WHAT IS ASKED:
Filter the data for lines with the word "dimensions", then copy every line so identified.

[start]

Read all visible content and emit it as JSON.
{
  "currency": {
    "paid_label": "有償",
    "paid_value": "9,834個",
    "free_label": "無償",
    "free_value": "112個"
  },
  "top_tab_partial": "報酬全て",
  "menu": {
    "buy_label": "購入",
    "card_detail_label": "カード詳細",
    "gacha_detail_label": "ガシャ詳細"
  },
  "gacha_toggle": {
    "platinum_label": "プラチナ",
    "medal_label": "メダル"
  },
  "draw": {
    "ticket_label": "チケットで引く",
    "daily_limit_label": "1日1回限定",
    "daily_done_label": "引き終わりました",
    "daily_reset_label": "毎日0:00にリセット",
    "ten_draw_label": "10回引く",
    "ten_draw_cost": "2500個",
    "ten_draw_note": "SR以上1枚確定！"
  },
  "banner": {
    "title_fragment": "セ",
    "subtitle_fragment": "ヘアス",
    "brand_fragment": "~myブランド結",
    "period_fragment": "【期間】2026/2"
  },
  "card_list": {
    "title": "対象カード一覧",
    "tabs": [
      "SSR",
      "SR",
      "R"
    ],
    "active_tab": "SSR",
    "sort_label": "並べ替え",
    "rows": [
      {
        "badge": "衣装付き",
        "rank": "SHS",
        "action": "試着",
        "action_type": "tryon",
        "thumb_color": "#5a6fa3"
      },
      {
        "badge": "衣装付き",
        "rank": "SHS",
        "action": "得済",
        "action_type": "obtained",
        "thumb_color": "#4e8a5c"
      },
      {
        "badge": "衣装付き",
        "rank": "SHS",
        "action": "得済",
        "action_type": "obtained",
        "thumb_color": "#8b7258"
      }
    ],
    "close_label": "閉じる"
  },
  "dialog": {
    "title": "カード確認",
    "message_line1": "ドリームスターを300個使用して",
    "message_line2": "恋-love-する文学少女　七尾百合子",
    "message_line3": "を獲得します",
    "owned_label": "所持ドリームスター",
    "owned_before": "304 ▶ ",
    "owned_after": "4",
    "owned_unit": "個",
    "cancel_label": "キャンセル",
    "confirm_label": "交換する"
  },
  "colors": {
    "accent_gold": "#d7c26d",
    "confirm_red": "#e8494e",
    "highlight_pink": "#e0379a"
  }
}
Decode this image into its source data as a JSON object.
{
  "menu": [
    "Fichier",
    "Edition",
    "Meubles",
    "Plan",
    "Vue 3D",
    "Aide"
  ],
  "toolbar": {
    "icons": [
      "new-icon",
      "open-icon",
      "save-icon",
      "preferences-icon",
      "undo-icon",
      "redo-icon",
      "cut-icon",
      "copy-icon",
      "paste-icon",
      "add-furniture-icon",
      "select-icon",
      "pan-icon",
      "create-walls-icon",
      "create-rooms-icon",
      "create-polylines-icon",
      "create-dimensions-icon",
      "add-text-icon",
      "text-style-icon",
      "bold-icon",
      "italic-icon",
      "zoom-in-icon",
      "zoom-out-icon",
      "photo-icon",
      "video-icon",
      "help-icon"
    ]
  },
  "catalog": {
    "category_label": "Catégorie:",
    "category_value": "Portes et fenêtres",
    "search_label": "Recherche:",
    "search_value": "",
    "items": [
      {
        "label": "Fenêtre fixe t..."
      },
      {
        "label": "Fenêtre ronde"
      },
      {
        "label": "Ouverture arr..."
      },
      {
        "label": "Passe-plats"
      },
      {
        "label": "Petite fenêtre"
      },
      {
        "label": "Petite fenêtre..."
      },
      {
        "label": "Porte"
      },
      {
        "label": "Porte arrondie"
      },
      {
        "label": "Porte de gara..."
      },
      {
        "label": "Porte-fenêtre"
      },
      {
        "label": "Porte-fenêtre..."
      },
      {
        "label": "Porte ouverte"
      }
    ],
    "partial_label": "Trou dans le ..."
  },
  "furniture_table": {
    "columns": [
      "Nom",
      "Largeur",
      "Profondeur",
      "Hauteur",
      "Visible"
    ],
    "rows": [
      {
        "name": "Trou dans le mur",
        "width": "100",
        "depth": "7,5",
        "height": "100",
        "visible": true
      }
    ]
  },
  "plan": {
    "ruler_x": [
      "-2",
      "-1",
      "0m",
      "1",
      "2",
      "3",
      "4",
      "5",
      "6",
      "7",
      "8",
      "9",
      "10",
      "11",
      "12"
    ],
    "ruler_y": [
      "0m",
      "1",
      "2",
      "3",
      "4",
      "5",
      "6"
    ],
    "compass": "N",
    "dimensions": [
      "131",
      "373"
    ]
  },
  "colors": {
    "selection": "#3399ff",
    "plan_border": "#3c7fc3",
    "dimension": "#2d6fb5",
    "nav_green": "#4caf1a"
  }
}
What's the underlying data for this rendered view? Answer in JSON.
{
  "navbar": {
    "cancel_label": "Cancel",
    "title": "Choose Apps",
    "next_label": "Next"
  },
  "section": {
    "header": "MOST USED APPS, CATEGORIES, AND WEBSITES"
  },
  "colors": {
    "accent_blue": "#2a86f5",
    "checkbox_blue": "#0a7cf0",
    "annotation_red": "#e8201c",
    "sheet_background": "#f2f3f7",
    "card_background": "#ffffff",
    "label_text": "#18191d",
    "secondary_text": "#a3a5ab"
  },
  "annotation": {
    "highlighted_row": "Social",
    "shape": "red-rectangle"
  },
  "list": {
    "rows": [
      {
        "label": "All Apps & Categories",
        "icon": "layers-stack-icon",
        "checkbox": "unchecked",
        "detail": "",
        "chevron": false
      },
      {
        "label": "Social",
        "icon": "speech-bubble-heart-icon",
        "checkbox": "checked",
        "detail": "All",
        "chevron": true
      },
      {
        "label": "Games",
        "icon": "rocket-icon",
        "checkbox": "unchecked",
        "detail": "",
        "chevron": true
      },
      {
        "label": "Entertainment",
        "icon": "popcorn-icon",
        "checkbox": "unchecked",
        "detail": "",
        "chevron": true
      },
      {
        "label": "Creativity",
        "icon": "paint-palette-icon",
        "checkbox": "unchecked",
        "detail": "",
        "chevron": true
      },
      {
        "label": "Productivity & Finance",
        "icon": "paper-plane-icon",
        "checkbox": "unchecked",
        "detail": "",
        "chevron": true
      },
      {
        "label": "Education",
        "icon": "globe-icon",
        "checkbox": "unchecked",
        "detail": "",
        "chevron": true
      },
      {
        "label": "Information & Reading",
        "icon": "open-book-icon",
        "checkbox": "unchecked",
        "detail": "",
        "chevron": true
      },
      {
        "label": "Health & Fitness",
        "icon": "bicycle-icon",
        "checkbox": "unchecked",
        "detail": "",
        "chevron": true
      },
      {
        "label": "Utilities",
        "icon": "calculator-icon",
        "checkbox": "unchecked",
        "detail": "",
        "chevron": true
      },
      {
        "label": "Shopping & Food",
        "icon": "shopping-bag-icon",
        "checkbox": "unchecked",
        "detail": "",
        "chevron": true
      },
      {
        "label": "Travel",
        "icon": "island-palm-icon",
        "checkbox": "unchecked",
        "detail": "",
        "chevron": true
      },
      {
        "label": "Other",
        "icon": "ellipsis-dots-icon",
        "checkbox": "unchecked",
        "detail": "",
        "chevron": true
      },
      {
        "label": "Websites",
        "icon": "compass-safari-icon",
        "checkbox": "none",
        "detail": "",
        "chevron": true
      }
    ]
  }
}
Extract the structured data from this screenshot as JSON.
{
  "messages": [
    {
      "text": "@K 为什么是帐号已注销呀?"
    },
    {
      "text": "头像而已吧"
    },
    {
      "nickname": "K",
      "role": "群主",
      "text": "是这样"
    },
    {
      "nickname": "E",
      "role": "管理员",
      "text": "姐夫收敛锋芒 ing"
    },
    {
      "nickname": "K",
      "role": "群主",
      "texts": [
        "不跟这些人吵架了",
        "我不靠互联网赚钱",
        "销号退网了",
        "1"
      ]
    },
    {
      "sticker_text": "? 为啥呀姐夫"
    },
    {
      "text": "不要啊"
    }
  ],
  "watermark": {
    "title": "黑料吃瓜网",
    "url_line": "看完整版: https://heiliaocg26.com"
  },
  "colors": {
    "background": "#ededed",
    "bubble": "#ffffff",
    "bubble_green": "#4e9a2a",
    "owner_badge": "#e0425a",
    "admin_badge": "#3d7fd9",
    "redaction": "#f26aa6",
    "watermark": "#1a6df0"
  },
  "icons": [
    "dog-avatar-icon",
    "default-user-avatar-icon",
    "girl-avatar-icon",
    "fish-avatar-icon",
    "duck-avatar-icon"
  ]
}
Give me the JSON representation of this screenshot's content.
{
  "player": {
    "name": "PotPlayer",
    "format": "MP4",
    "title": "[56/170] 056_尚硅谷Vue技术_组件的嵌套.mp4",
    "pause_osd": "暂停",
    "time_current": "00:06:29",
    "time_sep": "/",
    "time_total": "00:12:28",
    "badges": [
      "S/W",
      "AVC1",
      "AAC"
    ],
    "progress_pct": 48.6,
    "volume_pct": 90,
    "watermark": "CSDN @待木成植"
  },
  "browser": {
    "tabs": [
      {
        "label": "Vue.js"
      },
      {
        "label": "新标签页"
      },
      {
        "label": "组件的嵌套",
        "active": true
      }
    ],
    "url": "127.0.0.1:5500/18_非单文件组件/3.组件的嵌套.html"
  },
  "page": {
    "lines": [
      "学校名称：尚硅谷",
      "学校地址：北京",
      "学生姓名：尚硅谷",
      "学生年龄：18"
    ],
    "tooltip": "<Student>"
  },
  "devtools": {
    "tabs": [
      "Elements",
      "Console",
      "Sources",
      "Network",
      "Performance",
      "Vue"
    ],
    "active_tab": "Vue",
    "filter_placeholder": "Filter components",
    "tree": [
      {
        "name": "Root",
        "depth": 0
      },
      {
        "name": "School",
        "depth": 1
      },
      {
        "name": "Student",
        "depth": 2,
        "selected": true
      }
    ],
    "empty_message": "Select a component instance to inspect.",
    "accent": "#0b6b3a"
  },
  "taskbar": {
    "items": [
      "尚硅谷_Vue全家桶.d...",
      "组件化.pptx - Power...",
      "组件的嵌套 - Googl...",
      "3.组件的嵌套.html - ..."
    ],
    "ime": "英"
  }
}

[end]

SOLUTION BELOW:
      "create-dimensions-icon",
    "dimensions": [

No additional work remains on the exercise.